▶ **Your objective**: Output all the material that follows, exactly as given.
########################################
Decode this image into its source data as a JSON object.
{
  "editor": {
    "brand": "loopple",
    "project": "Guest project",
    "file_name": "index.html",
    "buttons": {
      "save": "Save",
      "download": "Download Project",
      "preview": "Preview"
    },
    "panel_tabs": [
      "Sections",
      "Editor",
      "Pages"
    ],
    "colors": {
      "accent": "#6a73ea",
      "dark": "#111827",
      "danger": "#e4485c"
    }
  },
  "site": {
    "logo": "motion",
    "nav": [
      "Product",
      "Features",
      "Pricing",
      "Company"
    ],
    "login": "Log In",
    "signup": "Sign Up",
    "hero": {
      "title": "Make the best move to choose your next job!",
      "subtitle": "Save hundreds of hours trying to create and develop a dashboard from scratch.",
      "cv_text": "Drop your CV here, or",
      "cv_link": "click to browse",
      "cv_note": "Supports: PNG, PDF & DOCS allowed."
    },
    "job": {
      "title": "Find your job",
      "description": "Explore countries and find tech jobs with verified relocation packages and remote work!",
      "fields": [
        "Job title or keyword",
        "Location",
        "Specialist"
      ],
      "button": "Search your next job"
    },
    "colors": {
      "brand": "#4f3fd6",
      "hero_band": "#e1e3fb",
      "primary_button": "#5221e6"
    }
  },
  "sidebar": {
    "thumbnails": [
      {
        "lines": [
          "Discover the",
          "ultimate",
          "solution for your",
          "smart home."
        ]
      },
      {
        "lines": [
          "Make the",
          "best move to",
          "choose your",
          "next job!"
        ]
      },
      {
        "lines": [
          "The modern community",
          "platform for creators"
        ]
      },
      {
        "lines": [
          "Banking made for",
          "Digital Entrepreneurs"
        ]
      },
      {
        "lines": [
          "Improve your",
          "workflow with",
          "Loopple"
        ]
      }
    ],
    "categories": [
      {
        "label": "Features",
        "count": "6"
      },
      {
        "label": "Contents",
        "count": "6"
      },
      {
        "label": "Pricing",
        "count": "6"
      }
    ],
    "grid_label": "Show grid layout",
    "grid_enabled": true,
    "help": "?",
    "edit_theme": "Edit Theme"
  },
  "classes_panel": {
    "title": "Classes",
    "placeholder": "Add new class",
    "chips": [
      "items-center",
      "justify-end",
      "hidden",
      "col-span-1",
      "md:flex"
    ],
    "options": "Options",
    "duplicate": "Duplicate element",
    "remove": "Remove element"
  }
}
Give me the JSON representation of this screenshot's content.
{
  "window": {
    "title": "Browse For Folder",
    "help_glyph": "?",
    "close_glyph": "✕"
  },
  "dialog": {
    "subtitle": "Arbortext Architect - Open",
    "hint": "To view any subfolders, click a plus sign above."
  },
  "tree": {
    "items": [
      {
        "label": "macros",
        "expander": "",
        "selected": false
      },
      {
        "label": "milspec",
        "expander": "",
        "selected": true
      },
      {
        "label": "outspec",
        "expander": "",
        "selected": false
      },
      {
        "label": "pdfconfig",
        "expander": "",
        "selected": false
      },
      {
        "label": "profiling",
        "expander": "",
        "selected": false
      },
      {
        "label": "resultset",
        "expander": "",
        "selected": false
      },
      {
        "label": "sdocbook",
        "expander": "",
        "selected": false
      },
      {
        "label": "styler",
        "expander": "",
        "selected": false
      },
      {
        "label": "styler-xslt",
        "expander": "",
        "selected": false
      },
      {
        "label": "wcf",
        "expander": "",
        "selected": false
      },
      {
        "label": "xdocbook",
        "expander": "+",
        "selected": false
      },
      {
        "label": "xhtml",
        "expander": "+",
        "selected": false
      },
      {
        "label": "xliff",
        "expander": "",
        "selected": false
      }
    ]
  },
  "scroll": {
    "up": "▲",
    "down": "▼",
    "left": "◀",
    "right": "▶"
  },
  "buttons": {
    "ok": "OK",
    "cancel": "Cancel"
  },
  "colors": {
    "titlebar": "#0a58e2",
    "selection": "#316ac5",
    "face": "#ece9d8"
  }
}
########################################
▶ **The answer**:
Decode this image into its source data as a JSON object.
{
  "editor": {
    "brand": "loopple",
    "project": "Guest project",
    "file_name": "index.html",
    "buttons": {
      "save": "Save",
      "download": "Download Project",
      "preview": "Preview"
    },
    "panel_tabs": [
      "Sections",
      "Editor",
      "Pages"
    ],
    "colors": {
      "accent": "#6a73ea",
      "dark": "#111827",
      "danger": "#e4485c"
    }
  },
  "site": {
    "logo": "motion",
    "nav": [
      "Product",
      "Features",
      "Pricing",
      "Company"
    ],
    "login": "Log In",
    "signup": "Sign Up",
    "hero": {
      "title": "Make the best move to choose your next job!",
      "subtitle": "Save hundreds of hours trying to create and develop a dashboard from scratch.",
      "cv_text": "Drop your CV here, or",
      "cv_link": "click to browse",
      "cv_note": "Supports: PNG, PDF & DOCS allowed."
    },
    "job": {
      "title": "Find your job",
      "description": "Explore countries and find tech jobs with verified relocation packages and remote work!",
      "fields": [
        "Job title or keyword",
        "Location",
        "Specialist"
      ],
      "button": "Search your next job"
    },
    "colors": {
      "brand": "#4f3fd6",
      "hero_band": "#e1e3fb",
      "primary_button": "#5221e6"
    }
  },
  "sidebar": {
    "thumbnails": [
      {
        "lines": [
          "Discover the",
          "ultimate",
          "solution for your",
          "smart home."
        ]
      },
      {
        "lines": [
          "Make the",
          "best move to",
          "choose your",
          "next job!"
        ]
      },
      {
        "lines": [
          "The modern community",
          "platform for creators"
        ]
      },
      {
        "lines": [
          "Banking made for",
          "Digital Entrepreneurs"
        ]
      },
      {
        "lines": [
          "Improve your",
          "workflow with",
          "Loopple"
        ]
      }
    ],
    "categories": [
      {
        "label": "Features",
        "count": "6"
      },
      {
        "label": "Contents",
        "count": "6"
      },
      {
        "label": "Pricing",
        "count": "6"
      }
    ],
    "grid_label": "Show grid layout",
    "grid_enabled": true,
    "help": "?",
    "edit_theme": "Edit Theme"
  },
  "classes_panel": {
    "title": "Classes",
    "placeholder": "Add new class",
    "chips": [
      "items-center",
      "justify-end",
      "hidden",
      "col-span-1",
      "md:flex"
    ],
    "options": "Options",
    "duplicate": "Duplicate element",
    "remove": "Remove element"
  }
}
Give me the JSON representation of this screenshot's content.
{
  "window": {
    "title": "Browse For Folder",
    "help_glyph": "?",
    "close_glyph": "✕"
  },
  "dialog": {
    "subtitle": "Arbortext Architect - Open",
    "hint": "To view any subfolders, click a plus sign above."
  },
  "tree": {
    "items": [
      {
        "label": "macros",
        "expander": "",
        "selected": false
      },
      {
        "label": "milspec",
        "expander": "",
        "selected": true
      },
      {
        "label": "outspec",
        "expander": "",
        "selected": false
      },
      {
        "label": "pdfconfig",
        "expander": "",
        "selected": false
      },
      {
        "label": "profiling",
        "expander": "",
        "selected": false
      },
      {
        "label": "resultset",
        "expander": "",
        "selected": false
      },
      {
        "label": "sdocbook",
        "expander": "",
        "selected": false
      },
      {
        "label": "styler",
        "expander": "",
        "selected": false
      },
      {
        "label": "styler-xslt",
        "expander": "",
        "selected": false
      },
      {
        "label": "wcf",
        "expander": "",
        "selected": false
      },
      {
        "label": "xdocbook",
        "expander": "+",
        "selected": false
      },
      {
        "label": "xhtml",
        "expander": "+",
        "selected": false
      },
      {
        "label": "xliff",
        "expander": "",
        "selected": false
      }
    ]
  },
  "scroll": {
    "up": "▲",
    "down": "▼",
    "left": "◀",
    "right": "▶"
  },
  "buttons": {
    "ok": "OK",
    "cancel": "Cancel"
  },
  "colors": {
    "titlebar": "#0a58e2",
    "selection": "#316ac5",
    "face": "#ece9d8"
  }
}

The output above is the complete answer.